== Aim ==
Output all the material that follows, exactly as given.
..........
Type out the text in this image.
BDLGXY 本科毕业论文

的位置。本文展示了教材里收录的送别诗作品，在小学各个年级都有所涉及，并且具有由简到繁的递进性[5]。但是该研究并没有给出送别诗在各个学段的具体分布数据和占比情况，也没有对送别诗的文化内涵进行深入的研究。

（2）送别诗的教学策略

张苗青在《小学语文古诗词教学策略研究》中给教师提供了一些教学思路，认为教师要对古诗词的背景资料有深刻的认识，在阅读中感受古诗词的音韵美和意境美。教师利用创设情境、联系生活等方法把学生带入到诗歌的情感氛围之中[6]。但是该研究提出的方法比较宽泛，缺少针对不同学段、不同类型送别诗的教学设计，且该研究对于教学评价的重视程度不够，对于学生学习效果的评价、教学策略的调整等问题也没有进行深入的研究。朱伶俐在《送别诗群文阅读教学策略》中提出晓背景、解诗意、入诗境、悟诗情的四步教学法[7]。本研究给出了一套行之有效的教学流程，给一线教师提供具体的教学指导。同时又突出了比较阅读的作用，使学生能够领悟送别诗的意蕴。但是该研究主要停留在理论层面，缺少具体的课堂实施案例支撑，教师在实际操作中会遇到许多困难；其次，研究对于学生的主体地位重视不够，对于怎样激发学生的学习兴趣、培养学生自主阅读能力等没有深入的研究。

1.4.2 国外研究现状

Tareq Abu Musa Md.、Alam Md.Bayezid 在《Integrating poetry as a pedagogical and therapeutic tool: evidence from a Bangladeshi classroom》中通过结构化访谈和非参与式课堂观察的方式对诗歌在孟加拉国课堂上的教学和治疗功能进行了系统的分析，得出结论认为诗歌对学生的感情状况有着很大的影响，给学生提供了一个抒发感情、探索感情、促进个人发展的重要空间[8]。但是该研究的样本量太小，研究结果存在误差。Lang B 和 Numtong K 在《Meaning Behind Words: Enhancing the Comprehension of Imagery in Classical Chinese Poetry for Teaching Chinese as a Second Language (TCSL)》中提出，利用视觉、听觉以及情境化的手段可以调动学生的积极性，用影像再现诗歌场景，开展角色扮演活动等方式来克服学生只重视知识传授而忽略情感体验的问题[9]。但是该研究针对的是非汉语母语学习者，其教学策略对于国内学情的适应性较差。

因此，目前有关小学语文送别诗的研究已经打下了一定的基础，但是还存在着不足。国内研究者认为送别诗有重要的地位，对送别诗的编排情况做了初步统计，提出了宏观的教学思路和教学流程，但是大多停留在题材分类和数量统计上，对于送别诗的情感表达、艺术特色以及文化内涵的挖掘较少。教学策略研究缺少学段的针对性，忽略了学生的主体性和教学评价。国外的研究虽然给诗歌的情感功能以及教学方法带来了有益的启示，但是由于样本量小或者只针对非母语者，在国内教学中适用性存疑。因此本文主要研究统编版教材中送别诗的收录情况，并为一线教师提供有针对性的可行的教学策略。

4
..........
== Answer to the task ==
Type out the text in this image.
BDLGXY 本科毕业论文

的位置。本文展示了教材里收录的送别诗作品，在小学各个年级都有所涉及，并且具有由简到繁的递进性[5]。但是该研究并没有给出送别诗在各个学段的具体分布数据和占比情况，也没有对送别诗的文化内涵进行深入的研究。

（2）送别诗的教学策略

张苗青在《小学语文古诗词教学策略研究》中给教师提供了一些教学思路，认为教师要对古诗词的背景资料有深刻的认识，在阅读中感受古诗词的音韵美和意境美。教师利用创设情境、联系生活等方法把学生带入到诗歌的情感氛围之中[6]。但是该研究提出的方法比较宽泛，缺少针对不同学段、不同类型送别诗的教学设计，且该研究对于教学评价的重视程度不够，对于学生学习效果的评价、教学策略的调整等问题也没有进行深入的研究。朱伶俐在《送别诗群文阅读教学策略》中提出晓背景、解诗意、入诗境、悟诗情的四步教学法[7]。本研究给出了一套行之有效的教学流程，给一线教师提供具体的教学指导。同时又突出了比较阅读的作用，使学生能够领悟送别诗的意蕴。但是该研究主要停留在理论层面，缺少具体的课堂实施案例支撑，教师在实际操作中会遇到许多困难；其次，研究对于学生的主体地位重视不够，对于怎样激发学生的学习兴趣、培养学生自主阅读能力等没有深入的研究。

1.4.2 国外研究现状

Tareq Abu Musa Md.、Alam Md.Bayezid 在《Integrating poetry as a pedagogical and therapeutic tool: evidence from a Bangladeshi classroom》中通过结构化访谈和非参与式课堂观察的方式对诗歌在孟加拉国课堂上的教学和治疗功能进行了系统的分析，得出结论认为诗歌对学生的感情状况有着很大的影响，给学生提供了一个抒发感情、探索感情、促进个人发展的重要空间[8]。但是该研究的样本量太小，研究结果存在误差。Lang B 和 Numtong K 在《Meaning Behind Words: Enhancing the Comprehension of Imagery in Classical Chinese Poetry for Teaching Chinese as a Second Language (TCSL)》中提出，利用视觉、听觉以及情境化的手段可以调动学生的积极性，用影像再现诗歌场景，开展角色扮演活动等方式来克服学生只重视知识传授而忽略情感体验的问题[9]。但是该研究针对的是非汉语母语学习者，其教学策略对于国内学情的适应性较差。

因此，目前有关小学语文送别诗的研究已经打下了一定的基础，但是还存在着不足。国内研究者认为送别诗有重要的地位，对送别诗的编排情况做了初步统计，提出了宏观的教学思路和教学流程，但是大多停留在题材分类和数量统计上，对于送别诗的情感表达、艺术特色以及文化内涵的挖掘较少。教学策略研究缺少学段的针对性，忽略了学生的主体性和教学评价。国外的研究虽然给诗歌的情感功能以及教学方法带来了有益的启示，但是由于样本量小或者只针对非母语者，在国内教学中适用性存疑。因此本文主要研究统编版教材中送别诗的收录情况，并为一线教师提供有针对性的可行的教学策略。

4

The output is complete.